Reproduce the records below exactly, leaving out any pictures.

···

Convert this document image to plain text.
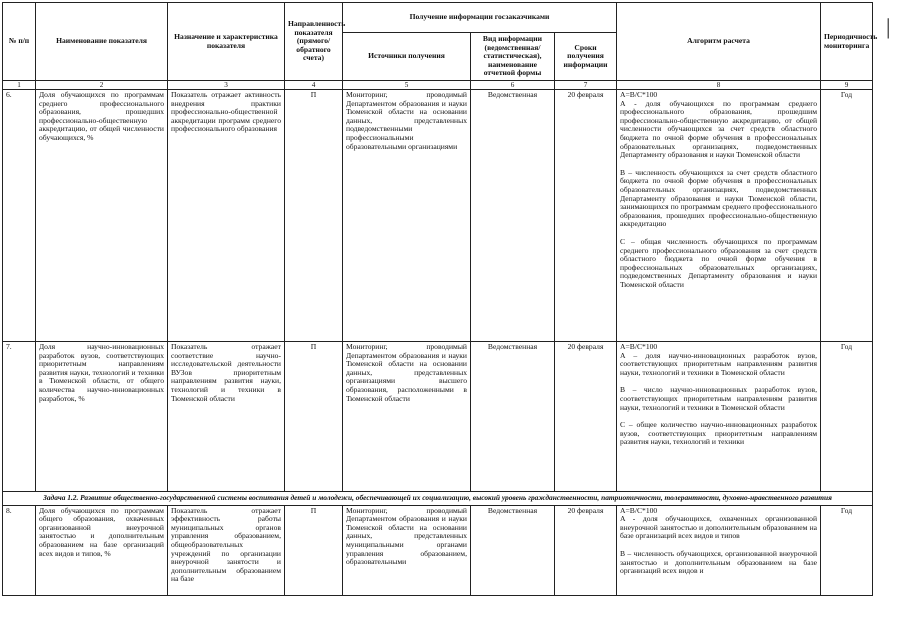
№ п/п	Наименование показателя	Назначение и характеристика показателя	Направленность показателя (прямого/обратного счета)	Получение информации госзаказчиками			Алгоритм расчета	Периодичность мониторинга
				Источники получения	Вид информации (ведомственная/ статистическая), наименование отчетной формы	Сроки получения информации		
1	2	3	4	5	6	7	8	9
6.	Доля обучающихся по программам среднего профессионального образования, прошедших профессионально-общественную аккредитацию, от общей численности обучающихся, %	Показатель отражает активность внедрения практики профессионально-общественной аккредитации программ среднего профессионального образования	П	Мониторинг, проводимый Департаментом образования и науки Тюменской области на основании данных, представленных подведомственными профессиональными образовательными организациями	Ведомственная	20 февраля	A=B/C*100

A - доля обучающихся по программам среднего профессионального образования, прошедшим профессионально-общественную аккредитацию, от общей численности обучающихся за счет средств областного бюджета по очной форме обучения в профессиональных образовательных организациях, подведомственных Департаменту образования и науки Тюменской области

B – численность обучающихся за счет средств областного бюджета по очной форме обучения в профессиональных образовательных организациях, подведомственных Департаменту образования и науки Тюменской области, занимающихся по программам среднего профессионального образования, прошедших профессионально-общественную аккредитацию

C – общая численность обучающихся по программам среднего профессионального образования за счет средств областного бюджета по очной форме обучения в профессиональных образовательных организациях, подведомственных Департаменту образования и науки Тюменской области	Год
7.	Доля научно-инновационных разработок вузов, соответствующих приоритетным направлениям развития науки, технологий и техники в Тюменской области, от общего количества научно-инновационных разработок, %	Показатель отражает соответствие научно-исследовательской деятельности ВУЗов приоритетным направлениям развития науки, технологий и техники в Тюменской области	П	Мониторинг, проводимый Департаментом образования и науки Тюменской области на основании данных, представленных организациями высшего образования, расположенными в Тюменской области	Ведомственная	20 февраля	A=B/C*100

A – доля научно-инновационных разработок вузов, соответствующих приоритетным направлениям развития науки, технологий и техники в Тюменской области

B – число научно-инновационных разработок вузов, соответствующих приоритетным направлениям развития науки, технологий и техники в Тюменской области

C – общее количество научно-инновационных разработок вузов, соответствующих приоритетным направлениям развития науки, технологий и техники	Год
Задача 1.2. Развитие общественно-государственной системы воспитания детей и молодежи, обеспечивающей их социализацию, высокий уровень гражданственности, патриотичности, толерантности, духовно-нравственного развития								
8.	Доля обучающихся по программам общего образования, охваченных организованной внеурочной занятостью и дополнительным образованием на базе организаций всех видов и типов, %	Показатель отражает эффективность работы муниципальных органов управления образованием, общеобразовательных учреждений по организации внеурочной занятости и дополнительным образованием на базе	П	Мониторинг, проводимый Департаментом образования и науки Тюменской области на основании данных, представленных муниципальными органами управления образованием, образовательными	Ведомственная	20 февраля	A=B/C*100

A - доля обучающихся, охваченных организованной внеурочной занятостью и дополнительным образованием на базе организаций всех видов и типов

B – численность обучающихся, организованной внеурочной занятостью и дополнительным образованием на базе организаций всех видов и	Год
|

···

### Written reply
Convert this document image to plain text.
№ п/п	Наименование показателя	Назначение и характеристика показателя	Направленность показателя (прямого/обратного счета)	Получение информации госзаказчиками			Алгоритм расчета	Периодичность мониторинга
				Источники получения	Вид информации (ведомственная/ статистическая), наименование отчетной формы	Сроки получения информации		
1	2	3	4	5	6	7	8	9
6.	Доля обучающихся по программам среднего профессионального образования, прошедших профессионально-общественную аккредитацию, от общей численности обучающихся, %	Показатель отражает активность внедрения практики профессионально-общественной аккредитации программ среднего профессионального образования	П	Мониторинг, проводимый Департаментом образования и науки Тюменской области на основании данных, представленных подведомственными профессиональными образовательными организациями	Ведомственная	20 февраля	A=B/C*100

A - доля обучающихся по программам среднего профессионального образования, прошедшим профессионально-общественную аккредитацию, от общей численности обучающихся за счет средств областного бюджета по очной форме обучения в профессиональных образовательных организациях, подведомственных Департаменту образования и науки Тюменской области

B – численность обучающихся за счет средств областного бюджета по очной форме обучения в профессиональных образовательных организациях, подведомственных Департаменту образования и науки Тюменской области, занимающихся по программам среднего профессионального образования, прошедших профессионально-общественную аккредитацию

C – общая численность обучающихся по программам среднего профессионального образования за счет средств областного бюджета по очной форме обучения в профессиональных образовательных организациях, подведомственных Департаменту образования и науки Тюменской области	Год
7.	Доля научно-инновационных разработок вузов, соответствующих приоритетным направлениям развития науки, технологий и техники в Тюменской области, от общего количества научно-инновационных разработок, %	Показатель отражает соответствие научно-исследовательской деятельности ВУЗов приоритетным направлениям развития науки, технологий и техники в Тюменской области	П	Мониторинг, проводимый Департаментом образования и науки Тюменской области на основании данных, представленных организациями высшего образования, расположенными в Тюменской области	Ведомственная	20 февраля	A=B/C*100

A – доля научно-инновационных разработок вузов, соответствующих приоритетным направлениям развития науки, технологий и техники в Тюменской области

B – число научно-инновационных разработок вузов, соответствующих приоритетным направлениям развития науки, технологий и техники в Тюменской области

C – общее количество научно-инновационных разработок вузов, соответствующих приоритетным направлениям развития науки, технологий и техники	Год
Задача 1.2. Развитие общественно-государственной системы воспитания детей и молодежи, обеспечивающей их социализацию, высокий уровень гражданственности, патриотичности, толерантности, духовно-нравственного развития								
8.	Доля обучающихся по программам общего образования, охваченных организованной внеурочной занятостью и дополнительным образованием на базе организаций всех видов и типов, %	Показатель отражает эффективность работы муниципальных органов управления образованием, общеобразовательных учреждений по организации внеурочной занятости и дополнительным образованием на базе	П	Мониторинг, проводимый Департаментом образования и науки Тюменской области на основании данных, представленных муниципальными органами управления образованием, образовательными	Ведомственная	20 февраля	A=B/C*100

A - доля обучающихся, охваченных организованной внеурочной занятостью и дополнительным образованием на базе организаций всех видов и типов

B – численность обучающихся, организованной внеурочной занятостью и дополнительным образованием на базе организаций всех видов и	Год
|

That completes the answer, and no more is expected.